[start]

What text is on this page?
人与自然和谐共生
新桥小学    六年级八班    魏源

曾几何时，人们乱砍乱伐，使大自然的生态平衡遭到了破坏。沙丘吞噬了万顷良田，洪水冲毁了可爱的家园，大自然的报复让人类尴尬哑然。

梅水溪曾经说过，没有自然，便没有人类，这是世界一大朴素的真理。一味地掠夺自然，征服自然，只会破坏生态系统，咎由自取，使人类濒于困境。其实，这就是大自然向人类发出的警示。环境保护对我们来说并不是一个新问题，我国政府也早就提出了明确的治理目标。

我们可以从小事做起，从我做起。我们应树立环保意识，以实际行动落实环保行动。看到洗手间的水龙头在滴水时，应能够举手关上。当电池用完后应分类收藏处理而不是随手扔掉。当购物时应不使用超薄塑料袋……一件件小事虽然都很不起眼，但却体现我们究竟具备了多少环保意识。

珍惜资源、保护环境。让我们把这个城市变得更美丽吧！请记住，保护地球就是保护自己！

[end]

YOUR OBJECTIVE =
Write the listing out again, exactly as it reads.

OUTPUT =
What text is on this page?
人与自然和谐共生
新桥小学    六年级八班    魏源

曾几何时，人们乱砍乱伐，使大自然的生态平衡遭到了破坏。沙丘吞噬了万顷良田，洪水冲毁了可爱的家园，大自然的报复让人类尴尬哑然。

梅水溪曾经说过，没有自然，便没有人类，这是世界一大朴素的真理。一味地掠夺自然，征服自然，只会破坏生态系统，咎由自取，使人类濒于困境。其实，这就是大自然向人类发出的警示。环境保护对我们来说并不是一个新问题，我国政府也早就提出了明确的治理目标。

我们可以从小事做起，从我做起。我们应树立环保意识，以实际行动落实环保行动。看到洗手间的水龙头在滴水时，应能够举手关上。当电池用完后应分类收藏处理而不是随手扔掉。当购物时应不使用超薄塑料袋……一件件小事虽然都很不起眼，但却体现我们究竟具备了多少环保意识。

珍惜资源、保护环境。让我们把这个城市变得更美丽吧！请记住，保护地球就是保护自己！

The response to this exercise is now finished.